WHAT IS EXPECTED —
From the entries that follow, list every line in which the string "единиц" appears.

──────── GIVEN ENTRIES ────────

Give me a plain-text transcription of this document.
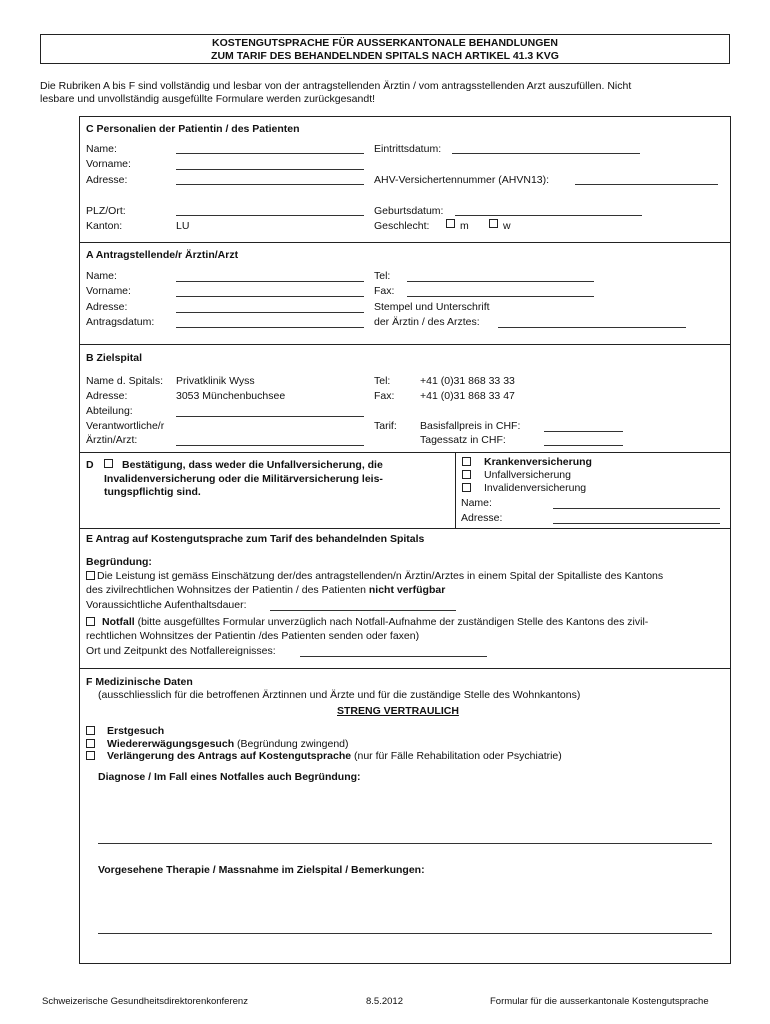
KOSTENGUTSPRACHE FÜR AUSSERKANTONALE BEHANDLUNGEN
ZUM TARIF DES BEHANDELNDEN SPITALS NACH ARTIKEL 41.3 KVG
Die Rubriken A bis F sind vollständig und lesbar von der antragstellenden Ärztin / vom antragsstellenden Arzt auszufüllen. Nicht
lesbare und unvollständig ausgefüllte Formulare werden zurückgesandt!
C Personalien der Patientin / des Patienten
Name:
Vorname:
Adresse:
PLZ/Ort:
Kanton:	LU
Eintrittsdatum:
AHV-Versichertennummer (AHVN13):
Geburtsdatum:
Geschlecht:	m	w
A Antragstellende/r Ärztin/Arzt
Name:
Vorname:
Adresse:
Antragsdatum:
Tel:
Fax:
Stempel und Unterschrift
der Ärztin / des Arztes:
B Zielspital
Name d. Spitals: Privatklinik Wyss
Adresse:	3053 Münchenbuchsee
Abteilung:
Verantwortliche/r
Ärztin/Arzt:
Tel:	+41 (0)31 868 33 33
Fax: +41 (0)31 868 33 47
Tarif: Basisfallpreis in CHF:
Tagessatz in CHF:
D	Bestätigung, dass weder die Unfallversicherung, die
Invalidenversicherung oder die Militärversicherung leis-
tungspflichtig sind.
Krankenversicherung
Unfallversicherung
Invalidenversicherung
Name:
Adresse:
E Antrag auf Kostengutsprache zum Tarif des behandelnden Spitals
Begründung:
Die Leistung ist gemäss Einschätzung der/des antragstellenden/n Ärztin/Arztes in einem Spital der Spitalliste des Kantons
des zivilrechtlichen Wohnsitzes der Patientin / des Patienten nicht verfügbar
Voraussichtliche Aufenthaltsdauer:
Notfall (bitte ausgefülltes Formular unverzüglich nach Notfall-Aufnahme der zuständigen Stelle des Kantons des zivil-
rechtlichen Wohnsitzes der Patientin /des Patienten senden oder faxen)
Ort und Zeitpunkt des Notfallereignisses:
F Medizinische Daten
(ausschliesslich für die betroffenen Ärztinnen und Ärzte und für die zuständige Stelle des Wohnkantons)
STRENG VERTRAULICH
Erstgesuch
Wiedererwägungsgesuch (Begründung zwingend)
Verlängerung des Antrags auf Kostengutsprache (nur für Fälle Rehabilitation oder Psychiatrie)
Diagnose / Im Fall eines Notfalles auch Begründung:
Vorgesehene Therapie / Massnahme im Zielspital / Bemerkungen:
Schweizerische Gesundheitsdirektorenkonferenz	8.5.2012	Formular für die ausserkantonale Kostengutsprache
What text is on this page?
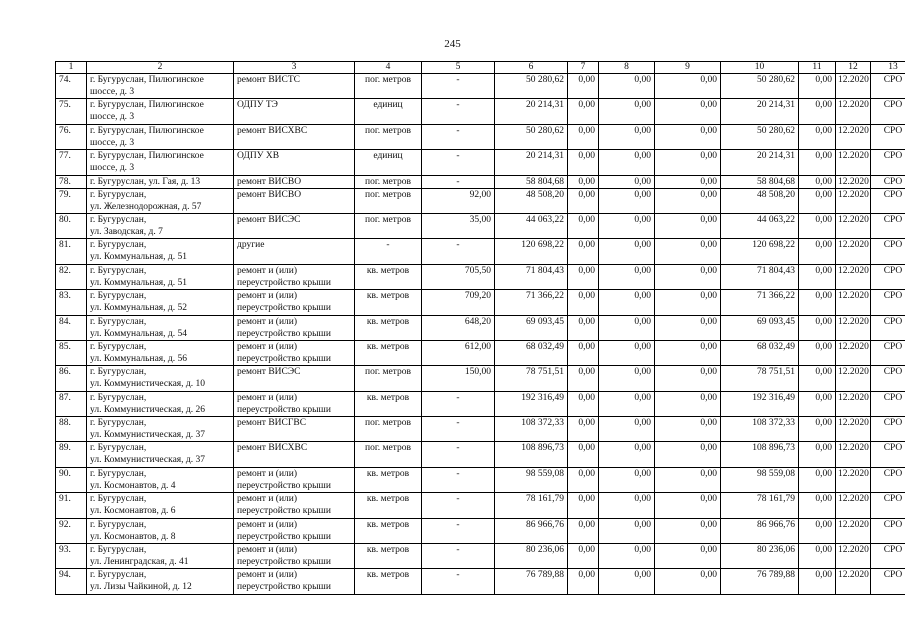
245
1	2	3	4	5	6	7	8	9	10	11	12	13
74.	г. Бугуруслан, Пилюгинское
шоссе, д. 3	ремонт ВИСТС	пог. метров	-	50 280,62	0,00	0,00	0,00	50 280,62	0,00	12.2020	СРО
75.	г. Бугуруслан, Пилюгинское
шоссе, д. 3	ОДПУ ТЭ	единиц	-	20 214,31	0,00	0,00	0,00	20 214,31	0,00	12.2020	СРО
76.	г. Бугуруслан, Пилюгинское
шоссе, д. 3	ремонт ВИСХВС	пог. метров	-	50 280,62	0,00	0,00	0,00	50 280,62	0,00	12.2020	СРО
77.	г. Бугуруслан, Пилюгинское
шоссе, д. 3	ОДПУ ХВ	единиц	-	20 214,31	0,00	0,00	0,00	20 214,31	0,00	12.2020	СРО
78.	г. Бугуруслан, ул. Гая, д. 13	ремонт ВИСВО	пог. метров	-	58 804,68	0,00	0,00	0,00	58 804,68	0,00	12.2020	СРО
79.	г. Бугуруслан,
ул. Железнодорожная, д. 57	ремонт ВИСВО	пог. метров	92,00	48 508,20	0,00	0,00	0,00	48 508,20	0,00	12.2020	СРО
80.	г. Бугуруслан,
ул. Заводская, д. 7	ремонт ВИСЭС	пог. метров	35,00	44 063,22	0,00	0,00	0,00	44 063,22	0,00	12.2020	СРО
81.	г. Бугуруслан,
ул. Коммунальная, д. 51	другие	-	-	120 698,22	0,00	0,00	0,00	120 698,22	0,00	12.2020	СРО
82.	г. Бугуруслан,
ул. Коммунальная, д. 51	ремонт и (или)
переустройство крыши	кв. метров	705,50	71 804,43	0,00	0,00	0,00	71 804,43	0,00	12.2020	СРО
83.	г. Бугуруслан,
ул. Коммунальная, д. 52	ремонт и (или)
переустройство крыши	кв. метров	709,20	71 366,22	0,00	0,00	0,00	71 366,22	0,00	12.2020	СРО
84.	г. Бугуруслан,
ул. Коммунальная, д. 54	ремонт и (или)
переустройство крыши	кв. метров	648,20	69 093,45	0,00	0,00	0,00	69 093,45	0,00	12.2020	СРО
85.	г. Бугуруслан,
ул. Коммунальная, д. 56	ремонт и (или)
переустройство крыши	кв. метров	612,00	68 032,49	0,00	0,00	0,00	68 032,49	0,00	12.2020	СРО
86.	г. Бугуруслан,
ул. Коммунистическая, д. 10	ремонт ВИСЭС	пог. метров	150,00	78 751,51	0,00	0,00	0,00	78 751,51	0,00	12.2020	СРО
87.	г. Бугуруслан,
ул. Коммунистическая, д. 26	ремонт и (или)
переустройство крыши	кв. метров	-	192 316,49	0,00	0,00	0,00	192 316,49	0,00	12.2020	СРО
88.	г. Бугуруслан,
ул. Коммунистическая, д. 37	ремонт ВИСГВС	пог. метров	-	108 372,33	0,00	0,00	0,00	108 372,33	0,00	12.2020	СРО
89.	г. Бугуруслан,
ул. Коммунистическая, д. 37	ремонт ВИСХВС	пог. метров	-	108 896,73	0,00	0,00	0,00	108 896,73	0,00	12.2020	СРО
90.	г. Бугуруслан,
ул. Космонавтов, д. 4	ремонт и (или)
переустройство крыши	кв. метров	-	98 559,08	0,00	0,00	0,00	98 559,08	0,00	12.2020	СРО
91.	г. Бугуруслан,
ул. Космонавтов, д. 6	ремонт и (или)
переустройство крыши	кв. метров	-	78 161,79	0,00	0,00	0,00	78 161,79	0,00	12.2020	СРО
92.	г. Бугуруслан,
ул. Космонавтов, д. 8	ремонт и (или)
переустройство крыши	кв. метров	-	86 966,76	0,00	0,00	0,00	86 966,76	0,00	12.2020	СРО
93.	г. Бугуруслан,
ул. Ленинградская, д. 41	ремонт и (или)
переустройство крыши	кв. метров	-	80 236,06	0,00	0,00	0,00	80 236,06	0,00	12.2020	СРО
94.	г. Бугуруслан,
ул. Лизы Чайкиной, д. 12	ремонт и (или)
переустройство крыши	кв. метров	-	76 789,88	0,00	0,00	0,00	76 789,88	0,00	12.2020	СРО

────────
──────── GIVEN ENTRIES ────────

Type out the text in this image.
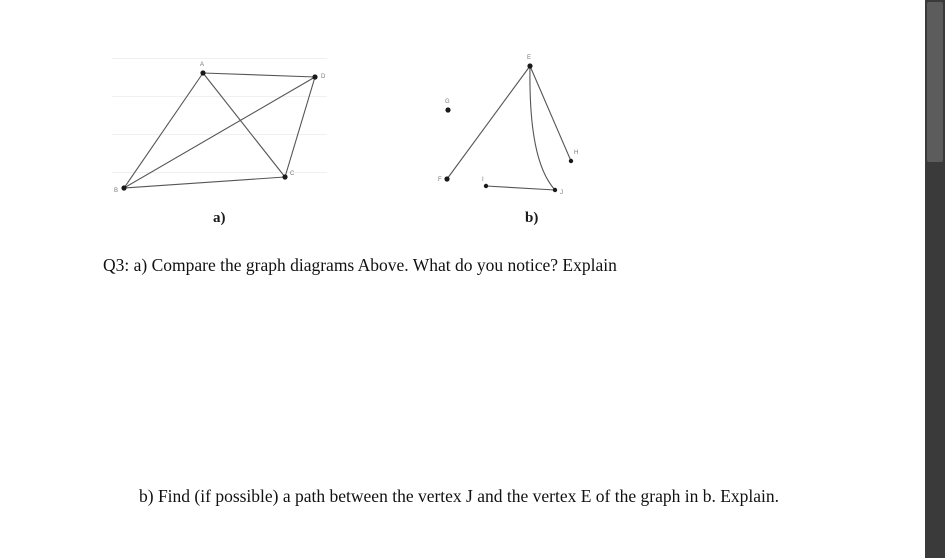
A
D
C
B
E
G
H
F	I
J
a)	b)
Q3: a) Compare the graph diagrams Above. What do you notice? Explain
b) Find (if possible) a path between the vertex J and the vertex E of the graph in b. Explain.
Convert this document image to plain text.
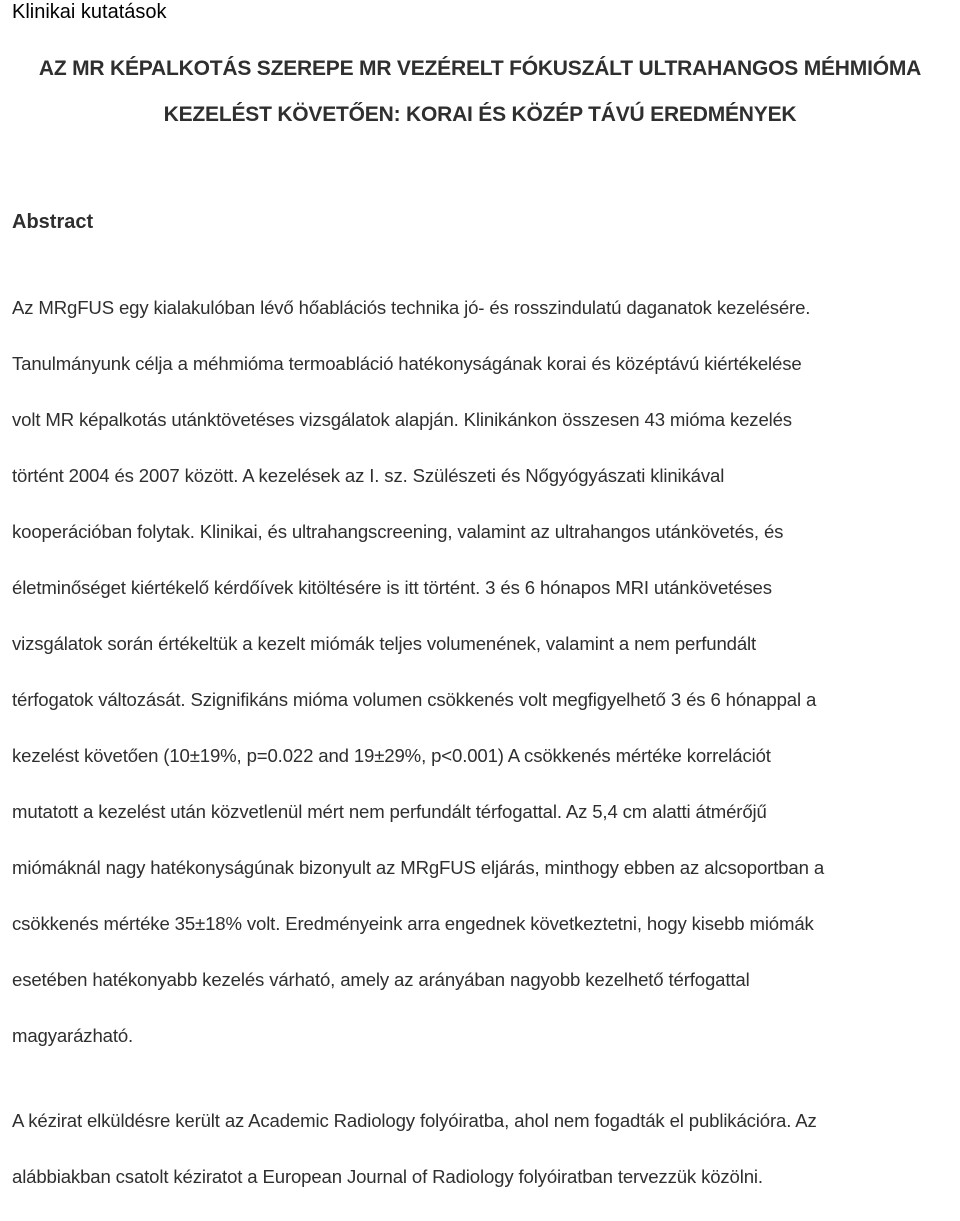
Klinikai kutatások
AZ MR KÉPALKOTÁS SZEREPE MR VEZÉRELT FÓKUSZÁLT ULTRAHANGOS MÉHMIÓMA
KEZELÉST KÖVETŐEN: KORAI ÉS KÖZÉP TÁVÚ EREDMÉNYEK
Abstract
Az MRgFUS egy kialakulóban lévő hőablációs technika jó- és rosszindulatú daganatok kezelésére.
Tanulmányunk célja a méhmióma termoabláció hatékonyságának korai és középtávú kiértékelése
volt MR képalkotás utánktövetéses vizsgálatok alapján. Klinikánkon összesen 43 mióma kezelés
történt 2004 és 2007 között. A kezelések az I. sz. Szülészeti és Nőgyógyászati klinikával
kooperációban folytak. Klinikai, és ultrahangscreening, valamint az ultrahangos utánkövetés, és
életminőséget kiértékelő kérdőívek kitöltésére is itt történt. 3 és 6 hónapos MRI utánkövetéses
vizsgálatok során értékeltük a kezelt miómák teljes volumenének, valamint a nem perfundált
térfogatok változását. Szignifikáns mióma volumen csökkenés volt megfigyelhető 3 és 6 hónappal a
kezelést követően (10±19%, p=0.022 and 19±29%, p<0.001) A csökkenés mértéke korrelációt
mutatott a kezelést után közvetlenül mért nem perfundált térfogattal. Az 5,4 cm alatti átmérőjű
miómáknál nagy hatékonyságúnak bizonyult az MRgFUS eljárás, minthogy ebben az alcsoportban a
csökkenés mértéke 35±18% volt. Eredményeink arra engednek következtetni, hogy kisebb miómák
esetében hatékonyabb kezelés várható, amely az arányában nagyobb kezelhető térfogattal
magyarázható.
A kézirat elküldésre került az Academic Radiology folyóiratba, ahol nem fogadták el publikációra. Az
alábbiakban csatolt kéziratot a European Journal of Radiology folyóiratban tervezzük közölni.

────────

COMPLETED EXERCISE —
шоссе, д. 3	ОДПУ ТЭ	единиц	-	20 214,31	0,00	0,00	0,00	20 214,31	0,00	12.2020	СРО
шоссе, д. 3	ОДПУ ХВ	единиц	-	20 214,31	0,00	0,00	0,00	20 214,31	0,00	12.2020	СРО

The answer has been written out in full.